++++ SUPPLIED MATERIAL ++++
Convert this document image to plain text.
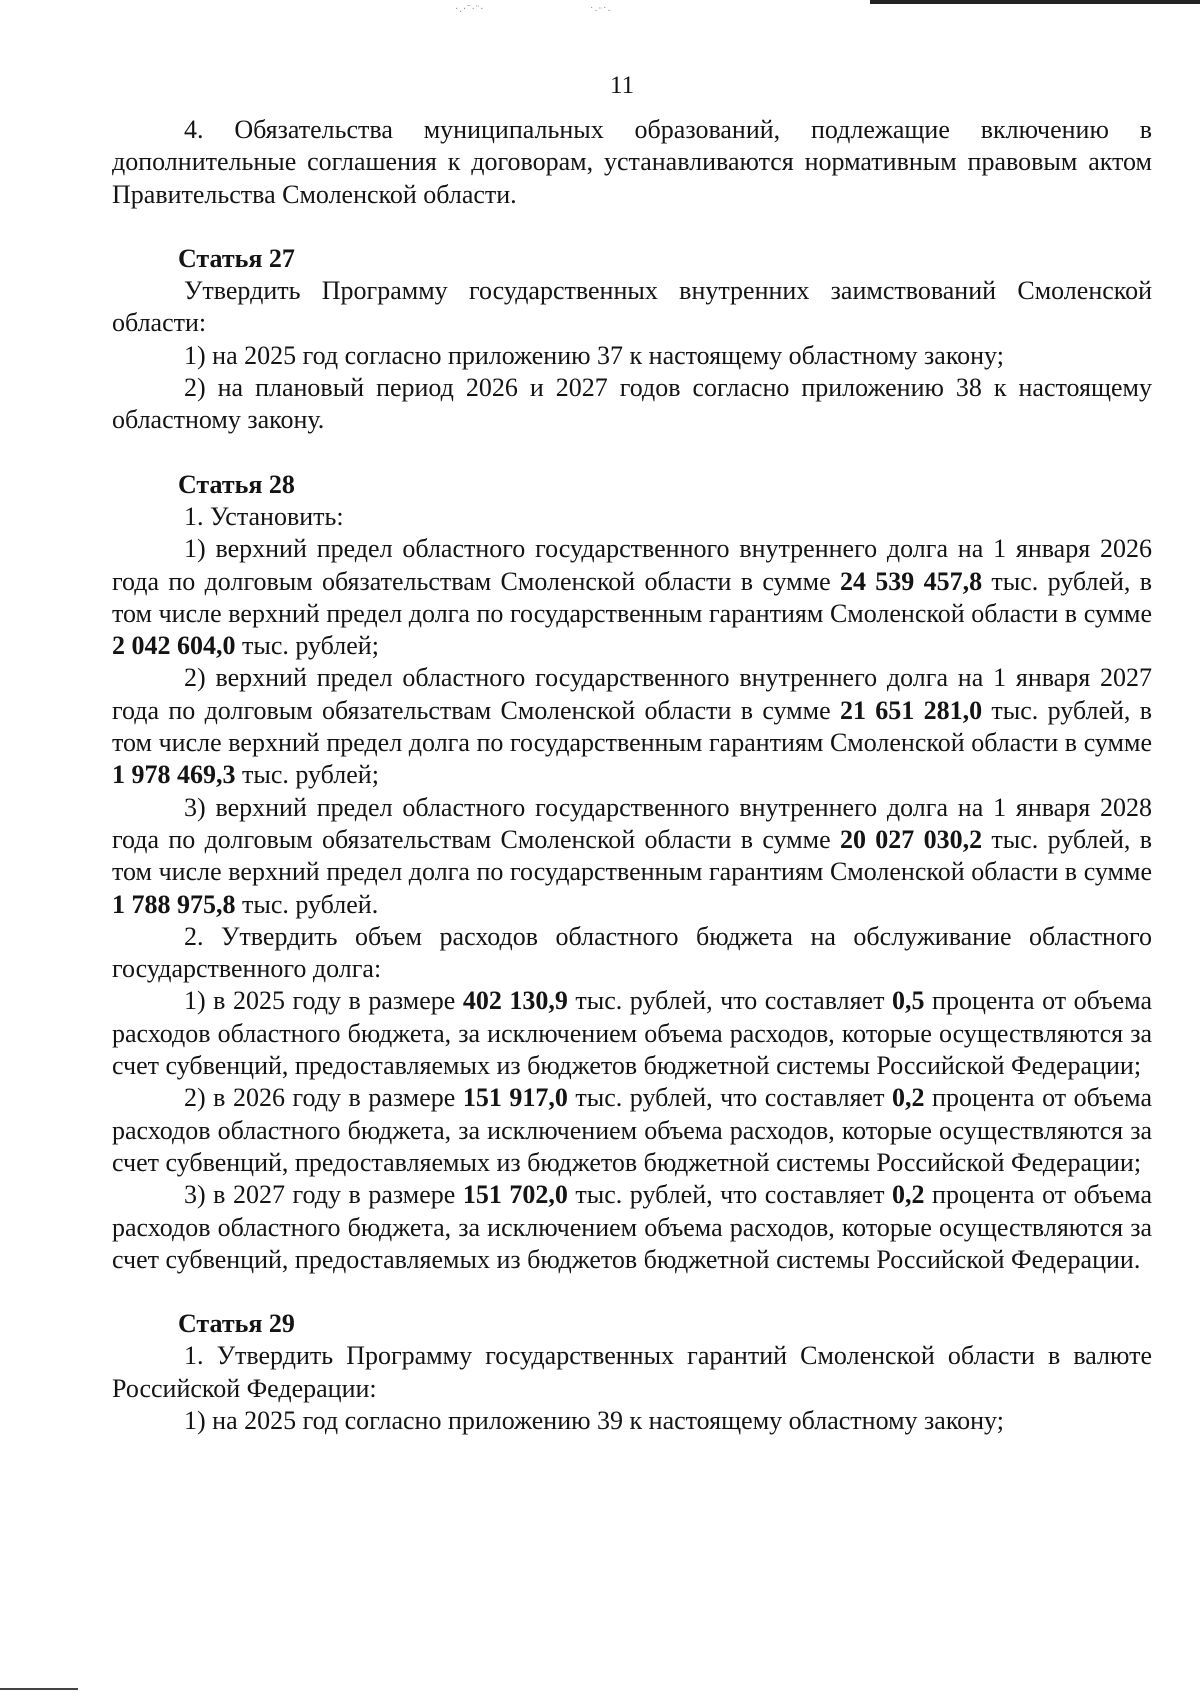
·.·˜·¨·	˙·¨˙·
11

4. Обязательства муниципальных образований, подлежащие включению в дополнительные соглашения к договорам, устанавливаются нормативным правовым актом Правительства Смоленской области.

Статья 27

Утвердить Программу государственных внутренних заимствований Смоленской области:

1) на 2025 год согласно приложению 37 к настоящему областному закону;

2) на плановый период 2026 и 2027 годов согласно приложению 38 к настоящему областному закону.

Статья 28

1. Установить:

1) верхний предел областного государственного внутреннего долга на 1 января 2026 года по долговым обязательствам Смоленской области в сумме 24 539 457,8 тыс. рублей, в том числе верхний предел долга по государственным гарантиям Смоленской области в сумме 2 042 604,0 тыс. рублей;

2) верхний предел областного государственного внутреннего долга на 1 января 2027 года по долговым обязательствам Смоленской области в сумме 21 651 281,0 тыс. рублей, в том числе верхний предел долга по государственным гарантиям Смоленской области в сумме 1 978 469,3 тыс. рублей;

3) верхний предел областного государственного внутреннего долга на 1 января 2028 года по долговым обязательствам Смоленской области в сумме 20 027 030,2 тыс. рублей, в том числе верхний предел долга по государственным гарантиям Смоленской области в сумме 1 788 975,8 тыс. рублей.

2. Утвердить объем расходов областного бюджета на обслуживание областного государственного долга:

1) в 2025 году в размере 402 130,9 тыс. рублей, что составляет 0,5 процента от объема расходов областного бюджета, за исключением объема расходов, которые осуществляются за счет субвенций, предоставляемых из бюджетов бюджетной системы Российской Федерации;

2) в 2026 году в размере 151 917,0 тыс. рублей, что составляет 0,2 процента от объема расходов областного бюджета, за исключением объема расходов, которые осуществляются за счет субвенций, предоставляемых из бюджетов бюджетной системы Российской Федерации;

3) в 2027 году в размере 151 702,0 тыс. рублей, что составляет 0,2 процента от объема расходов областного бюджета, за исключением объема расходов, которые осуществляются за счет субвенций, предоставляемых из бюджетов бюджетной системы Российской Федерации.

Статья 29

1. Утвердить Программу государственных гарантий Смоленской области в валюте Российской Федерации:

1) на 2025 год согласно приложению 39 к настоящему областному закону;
++++
++++ SUPPLIED MATERIAL ++++
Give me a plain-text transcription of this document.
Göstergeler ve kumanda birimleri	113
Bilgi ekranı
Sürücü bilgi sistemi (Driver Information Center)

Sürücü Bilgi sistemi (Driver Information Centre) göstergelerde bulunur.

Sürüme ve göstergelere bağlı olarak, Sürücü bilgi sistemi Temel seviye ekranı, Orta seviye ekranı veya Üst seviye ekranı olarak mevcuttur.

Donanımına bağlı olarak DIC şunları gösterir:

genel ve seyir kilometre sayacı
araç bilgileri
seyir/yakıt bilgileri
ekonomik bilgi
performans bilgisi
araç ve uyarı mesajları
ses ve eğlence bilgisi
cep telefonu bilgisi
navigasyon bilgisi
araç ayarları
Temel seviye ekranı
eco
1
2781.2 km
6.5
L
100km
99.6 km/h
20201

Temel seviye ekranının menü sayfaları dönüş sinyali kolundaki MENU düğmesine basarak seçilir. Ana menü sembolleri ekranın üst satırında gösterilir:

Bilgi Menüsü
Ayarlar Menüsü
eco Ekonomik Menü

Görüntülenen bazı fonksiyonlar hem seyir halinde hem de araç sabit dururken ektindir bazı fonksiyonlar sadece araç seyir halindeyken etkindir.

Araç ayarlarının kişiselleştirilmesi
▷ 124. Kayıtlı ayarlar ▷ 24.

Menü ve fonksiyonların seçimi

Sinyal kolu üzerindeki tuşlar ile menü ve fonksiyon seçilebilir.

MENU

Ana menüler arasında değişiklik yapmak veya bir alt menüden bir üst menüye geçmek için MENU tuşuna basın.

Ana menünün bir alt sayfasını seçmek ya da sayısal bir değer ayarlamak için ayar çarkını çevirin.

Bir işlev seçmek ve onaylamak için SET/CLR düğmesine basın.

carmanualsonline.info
++++
++++ SUPPLIED MATERIAL ++++
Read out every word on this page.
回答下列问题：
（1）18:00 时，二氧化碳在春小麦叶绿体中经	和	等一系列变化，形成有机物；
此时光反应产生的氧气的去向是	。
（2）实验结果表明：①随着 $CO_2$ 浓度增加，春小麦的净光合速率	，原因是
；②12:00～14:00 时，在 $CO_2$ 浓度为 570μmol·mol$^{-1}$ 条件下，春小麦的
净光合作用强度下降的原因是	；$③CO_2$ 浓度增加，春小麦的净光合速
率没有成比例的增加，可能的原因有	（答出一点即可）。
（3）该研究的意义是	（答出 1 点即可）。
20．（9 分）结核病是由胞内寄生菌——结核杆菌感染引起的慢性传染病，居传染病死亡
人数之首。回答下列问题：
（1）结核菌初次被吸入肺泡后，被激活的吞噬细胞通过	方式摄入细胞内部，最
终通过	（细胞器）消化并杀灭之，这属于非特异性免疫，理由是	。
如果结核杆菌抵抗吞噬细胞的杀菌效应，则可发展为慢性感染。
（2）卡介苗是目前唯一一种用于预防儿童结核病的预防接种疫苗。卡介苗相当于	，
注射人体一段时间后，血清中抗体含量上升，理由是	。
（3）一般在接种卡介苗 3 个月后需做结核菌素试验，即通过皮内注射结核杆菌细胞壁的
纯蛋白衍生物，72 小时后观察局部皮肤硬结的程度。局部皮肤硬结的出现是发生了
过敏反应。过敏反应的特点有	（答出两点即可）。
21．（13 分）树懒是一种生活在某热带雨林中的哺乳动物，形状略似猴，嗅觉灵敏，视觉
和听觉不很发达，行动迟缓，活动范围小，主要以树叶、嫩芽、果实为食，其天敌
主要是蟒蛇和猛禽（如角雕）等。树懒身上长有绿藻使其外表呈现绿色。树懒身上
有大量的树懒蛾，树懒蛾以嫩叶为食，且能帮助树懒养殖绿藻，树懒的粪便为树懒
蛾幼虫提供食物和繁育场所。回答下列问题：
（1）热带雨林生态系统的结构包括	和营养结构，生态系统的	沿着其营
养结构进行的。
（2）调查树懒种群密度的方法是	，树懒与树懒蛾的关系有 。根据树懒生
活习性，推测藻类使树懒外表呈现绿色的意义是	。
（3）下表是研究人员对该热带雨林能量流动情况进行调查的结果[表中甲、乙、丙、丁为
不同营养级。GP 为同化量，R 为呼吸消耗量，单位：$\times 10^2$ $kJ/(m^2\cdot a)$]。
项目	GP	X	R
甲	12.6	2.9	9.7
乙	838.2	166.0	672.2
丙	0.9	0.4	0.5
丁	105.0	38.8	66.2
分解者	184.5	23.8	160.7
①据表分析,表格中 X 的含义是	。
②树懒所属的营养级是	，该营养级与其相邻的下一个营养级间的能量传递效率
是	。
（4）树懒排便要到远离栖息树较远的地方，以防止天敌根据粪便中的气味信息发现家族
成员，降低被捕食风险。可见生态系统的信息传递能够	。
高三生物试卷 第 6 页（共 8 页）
++++
## [TASK GOAL]
Look through the entries above and list every line containing "предоставляемых".

## [COMPLETE ANSWER]
1) в 2025 году в размере 402 130,9 тыс. рублей, что составляет 0,5 процента от объема расходов областного бюджета, за исключением объема расходов, которые осуществляются за счет субвенций, предоставляемых из бюджетов бюджетной системы Российской Федерации;
2) в 2026 году в размере 151 917,0 тыс. рублей, что составляет 0,2 процента от объема расходов областного бюджета, за исключением объема расходов, которые осуществляются за счет субвенций, предоставляемых из бюджетов бюджетной системы Российской Федерации;
3) в 2027 году в размере 151 702,0 тыс. рублей, что составляет 0,2 процента от объема расходов областного бюджета, за исключением объема расходов, которые осуществляются за счет субвенций, предоставляемых из бюджетов бюджетной системы Российской Федерации.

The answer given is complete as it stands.